======== SUPPLIED ENTRIES ========

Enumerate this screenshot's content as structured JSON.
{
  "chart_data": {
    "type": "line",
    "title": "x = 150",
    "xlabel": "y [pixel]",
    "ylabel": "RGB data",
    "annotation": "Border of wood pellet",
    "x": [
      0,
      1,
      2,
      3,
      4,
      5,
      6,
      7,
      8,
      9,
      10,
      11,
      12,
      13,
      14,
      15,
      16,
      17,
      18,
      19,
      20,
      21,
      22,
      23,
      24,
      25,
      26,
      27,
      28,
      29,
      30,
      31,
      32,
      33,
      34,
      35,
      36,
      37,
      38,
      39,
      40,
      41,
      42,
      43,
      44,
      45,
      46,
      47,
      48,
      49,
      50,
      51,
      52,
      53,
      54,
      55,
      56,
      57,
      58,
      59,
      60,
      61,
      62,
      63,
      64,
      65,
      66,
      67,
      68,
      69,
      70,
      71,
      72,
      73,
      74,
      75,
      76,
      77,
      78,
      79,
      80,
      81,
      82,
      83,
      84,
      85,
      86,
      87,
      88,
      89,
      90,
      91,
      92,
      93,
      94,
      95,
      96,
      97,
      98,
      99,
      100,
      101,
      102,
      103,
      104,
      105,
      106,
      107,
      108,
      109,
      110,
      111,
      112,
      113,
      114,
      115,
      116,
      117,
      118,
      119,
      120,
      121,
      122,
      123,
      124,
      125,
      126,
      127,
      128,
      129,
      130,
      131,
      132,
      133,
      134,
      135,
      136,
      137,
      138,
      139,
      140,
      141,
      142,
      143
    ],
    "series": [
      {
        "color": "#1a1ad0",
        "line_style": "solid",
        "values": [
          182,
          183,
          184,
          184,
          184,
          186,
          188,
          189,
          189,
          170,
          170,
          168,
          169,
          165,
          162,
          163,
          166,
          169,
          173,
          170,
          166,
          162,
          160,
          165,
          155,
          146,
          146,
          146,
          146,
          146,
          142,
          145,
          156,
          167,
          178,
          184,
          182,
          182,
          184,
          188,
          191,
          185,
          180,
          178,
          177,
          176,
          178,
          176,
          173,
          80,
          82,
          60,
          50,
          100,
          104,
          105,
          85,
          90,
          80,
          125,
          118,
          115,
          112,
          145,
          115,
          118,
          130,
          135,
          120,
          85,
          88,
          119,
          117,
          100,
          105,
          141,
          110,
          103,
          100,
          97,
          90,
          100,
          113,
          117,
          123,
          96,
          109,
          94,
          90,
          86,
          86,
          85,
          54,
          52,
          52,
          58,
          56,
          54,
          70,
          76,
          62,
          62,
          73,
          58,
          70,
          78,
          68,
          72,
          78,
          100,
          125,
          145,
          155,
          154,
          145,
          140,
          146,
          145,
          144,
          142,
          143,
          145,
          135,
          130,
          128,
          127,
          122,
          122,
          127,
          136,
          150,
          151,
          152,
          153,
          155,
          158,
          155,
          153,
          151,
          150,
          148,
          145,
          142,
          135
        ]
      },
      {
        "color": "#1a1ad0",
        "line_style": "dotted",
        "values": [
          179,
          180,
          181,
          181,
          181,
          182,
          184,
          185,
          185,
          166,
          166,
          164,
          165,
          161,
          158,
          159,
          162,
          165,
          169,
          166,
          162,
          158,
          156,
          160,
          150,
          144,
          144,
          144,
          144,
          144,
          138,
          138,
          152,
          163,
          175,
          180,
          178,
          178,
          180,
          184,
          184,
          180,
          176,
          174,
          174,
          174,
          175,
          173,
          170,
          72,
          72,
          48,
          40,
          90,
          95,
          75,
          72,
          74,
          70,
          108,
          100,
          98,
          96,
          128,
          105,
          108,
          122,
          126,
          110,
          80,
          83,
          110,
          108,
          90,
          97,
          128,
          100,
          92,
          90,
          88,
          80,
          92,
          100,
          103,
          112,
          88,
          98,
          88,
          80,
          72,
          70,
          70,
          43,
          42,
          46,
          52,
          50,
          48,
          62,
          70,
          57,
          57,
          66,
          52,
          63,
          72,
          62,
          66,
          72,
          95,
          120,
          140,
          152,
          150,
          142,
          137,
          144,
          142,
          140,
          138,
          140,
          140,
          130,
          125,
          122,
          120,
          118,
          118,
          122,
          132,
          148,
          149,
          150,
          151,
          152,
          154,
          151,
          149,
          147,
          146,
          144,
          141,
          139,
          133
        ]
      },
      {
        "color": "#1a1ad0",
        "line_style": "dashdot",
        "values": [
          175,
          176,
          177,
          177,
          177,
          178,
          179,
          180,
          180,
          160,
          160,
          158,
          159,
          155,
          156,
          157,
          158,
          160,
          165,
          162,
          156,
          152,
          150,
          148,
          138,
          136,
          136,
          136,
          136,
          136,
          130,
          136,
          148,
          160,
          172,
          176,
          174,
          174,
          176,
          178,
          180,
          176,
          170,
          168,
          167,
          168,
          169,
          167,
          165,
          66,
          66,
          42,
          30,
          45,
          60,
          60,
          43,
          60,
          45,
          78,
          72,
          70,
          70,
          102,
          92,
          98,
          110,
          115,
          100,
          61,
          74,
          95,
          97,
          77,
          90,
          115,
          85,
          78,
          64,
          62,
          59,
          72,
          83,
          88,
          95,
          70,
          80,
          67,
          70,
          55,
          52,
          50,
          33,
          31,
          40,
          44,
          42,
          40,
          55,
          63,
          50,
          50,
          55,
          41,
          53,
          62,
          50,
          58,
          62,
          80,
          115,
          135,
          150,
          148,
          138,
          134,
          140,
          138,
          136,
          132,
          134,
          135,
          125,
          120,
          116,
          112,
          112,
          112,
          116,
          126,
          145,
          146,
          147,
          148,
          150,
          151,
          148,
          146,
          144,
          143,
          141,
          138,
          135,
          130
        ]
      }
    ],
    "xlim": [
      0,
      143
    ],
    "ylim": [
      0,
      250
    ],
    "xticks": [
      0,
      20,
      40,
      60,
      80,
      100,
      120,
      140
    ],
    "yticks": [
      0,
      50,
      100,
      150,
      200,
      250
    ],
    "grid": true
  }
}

========

__WHAT THIS TASK INVOLVES__. Please reproduce every line of the material word for word.

__ANSWER TO THIS EXERCISE__.
Enumerate this screenshot's content as structured JSON.
{
  "chart_data": {
    "type": "line",
    "title": "x = 150",
    "xlabel": "y [pixel]",
    "ylabel": "RGB data",
    "annotation": "Border of wood pellet",
    "x": [
      0,
      1,
      2,
      3,
      4,
      5,
      6,
      7,
      8,
      9,
      10,
      11,
      12,
      13,
      14,
      15,
      16,
      17,
      18,
      19,
      20,
      21,
      22,
      23,
      24,
      25,
      26,
      27,
      28,
      29,
      30,
      31,
      32,
      33,
      34,
      35,
      36,
      37,
      38,
      39,
      40,
      41,
      42,
      43,
      44,
      45,
      46,
      47,
      48,
      49,
      50,
      51,
      52,
      53,
      54,
      55,
      56,
      57,
      58,
      59,
      60,
      61,
      62,
      63,
      64,
      65,
      66,
      67,
      68,
      69,
      70,
      71,
      72,
      73,
      74,
      75,
      76,
      77,
      78,
      79,
      80,
      81,
      82,
      83,
      84,
      85,
      86,
      87,
      88,
      89,
      90,
      91,
      92,
      93,
      94,
      95,
      96,
      97,
      98,
      99,
      100,
      101,
      102,
      103,
      104,
      105,
      106,
      107,
      108,
      109,
      110,
      111,
      112,
      113,
      114,
      115,
      116,
      117,
      118,
      119,
      120,
      121,
      122,
      123,
      124,
      125,
      126,
      127,
      128,
      129,
      130,
      131,
      132,
      133,
      134,
      135,
      136,
      137,
      138,
      139,
      140,
      141,
      142,
      143
    ],
    "series": [
      {
        "color": "#1a1ad0",
        "line_style": "solid",
        "values": [
          182,
          183,
          184,
          184,
          184,
          186,
          188,
          189,
          189,
          170,
          170,
          168,
          169,
          165,
          162,
          163,
          166,
          169,
          173,
          170,
          166,
          162,
          160,
          165,
          155,
          146,
          146,
          146,
          146,
          146,
          142,
          145,
          156,
          167,
          178,
          184,
          182,
          182,
          184,
          188,
          191,
          185,
          180,
          178,
          177,
          176,
          178,
          176,
          173,
          80,
          82,
          60,
          50,
          100,
          104,
          105,
          85,
          90,
          80,
          125,
          118,
          115,
          112,
          145,
          115,
          118,
          130,
          135,
          120,
          85,
          88,
          119,
          117,
          100,
          105,
          141,
          110,
          103,
          100,
          97,
          90,
          100,
          113,
          117,
          123,
          96,
          109,
          94,
          90,
          86,
          86,
          85,
          54,
          52,
          52,
          58,
          56,
          54,
          70,
          76,
          62,
          62,
          73,
          58,
          70,
          78,
          68,
          72,
          78,
          100,
          125,
          145,
          155,
          154,
          145,
          140,
          146,
          145,
          144,
          142,
          143,
          145,
          135,
          130,
          128,
          127,
          122,
          122,
          127,
          136,
          150,
          151,
          152,
          153,
          155,
          158,
          155,
          153,
          151,
          150,
          148,
          145,
          142,
          135
        ]
      },
      {
        "color": "#1a1ad0",
        "line_style": "dotted",
        "values": [
          179,
          180,
          181,
          181,
          181,
          182,
          184,
          185,
          185,
          166,
          166,
          164,
          165,
          161,
          158,
          159,
          162,
          165,
          169,
          166,
          162,
          158,
          156,
          160,
          150,
          144,
          144,
          144,
          144,
          144,
          138,
          138,
          152,
          163,
          175,
          180,
          178,
          178,
          180,
          184,
          184,
          180,
          176,
          174,
          174,
          174,
          175,
          173,
          170,
          72,
          72,
          48,
          40,
          90,
          95,
          75,
          72,
          74,
          70,
          108,
          100,
          98,
          96,
          128,
          105,
          108,
          122,
          126,
          110,
          80,
          83,
          110,
          108,
          90,
          97,
          128,
          100,
          92,
          90,
          88,
          80,
          92,
          100,
          103,
          112,
          88,
          98,
          88,
          80,
          72,
          70,
          70,
          43,
          42,
          46,
          52,
          50,
          48,
          62,
          70,
          57,
          57,
          66,
          52,
          63,
          72,
          62,
          66,
          72,
          95,
          120,
          140,
          152,
          150,
          142,
          137,
          144,
          142,
          140,
          138,
          140,
          140,
          130,
          125,
          122,
          120,
          118,
          118,
          122,
          132,
          148,
          149,
          150,
          151,
          152,
          154,
          151,
          149,
          147,
          146,
          144,
          141,
          139,
          133
        ]
      },
      {
        "color": "#1a1ad0",
        "line_style": "dashdot",
        "values": [
          175,
          176,
          177,
          177,
          177,
          178,
          179,
          180,
          180,
          160,
          160,
          158,
          159,
          155,
          156,
          157,
          158,
          160,
          165,
          162,
          156,
          152,
          150,
          148,
          138,
          136,
          136,
          136,
          136,
          136,
          130,
          136,
          148,
          160,
          172,
          176,
          174,
          174,
          176,
          178,
          180,
          176,
          170,
          168,
          167,
          168,
          169,
          167,
          165,
          66,
          66,
          42,
          30,
          45,
          60,
          60,
          43,
          60,
          45,
          78,
          72,
          70,
          70,
          102,
          92,
          98,
          110,
          115,
          100,
          61,
          74,
          95,
          97,
          77,
          90,
          115,
          85,
          78,
          64,
          62,
          59,
          72,
          83,
          88,
          95,
          70,
          80,
          67,
          70,
          55,
          52,
          50,
          33,
          31,
          40,
          44,
          42,
          40,
          55,
          63,
          50,
          50,
          55,
          41,
          53,
          62,
          50,
          58,
          62,
          80,
          115,
          135,
          150,
          148,
          138,
          134,
          140,
          138,
          136,
          132,
          134,
          135,
          125,
          120,
          116,
          112,
          112,
          112,
          116,
          126,
          145,
          146,
          147,
          148,
          150,
          151,
          148,
          146,
          144,
          143,
          141,
          138,
          135,
          130
        ]
      }
    ],
    "xlim": [
      0,
      143
    ],
    "ylim": [
      0,
      250
    ],
    "xticks": [
      0,
      20,
      40,
      60,
      80,
      100,
      120,
      140
    ],
    "yticks": [
      0,
      50,
      100,
      150,
      200,
      250
    ],
    "grid": true
  }
}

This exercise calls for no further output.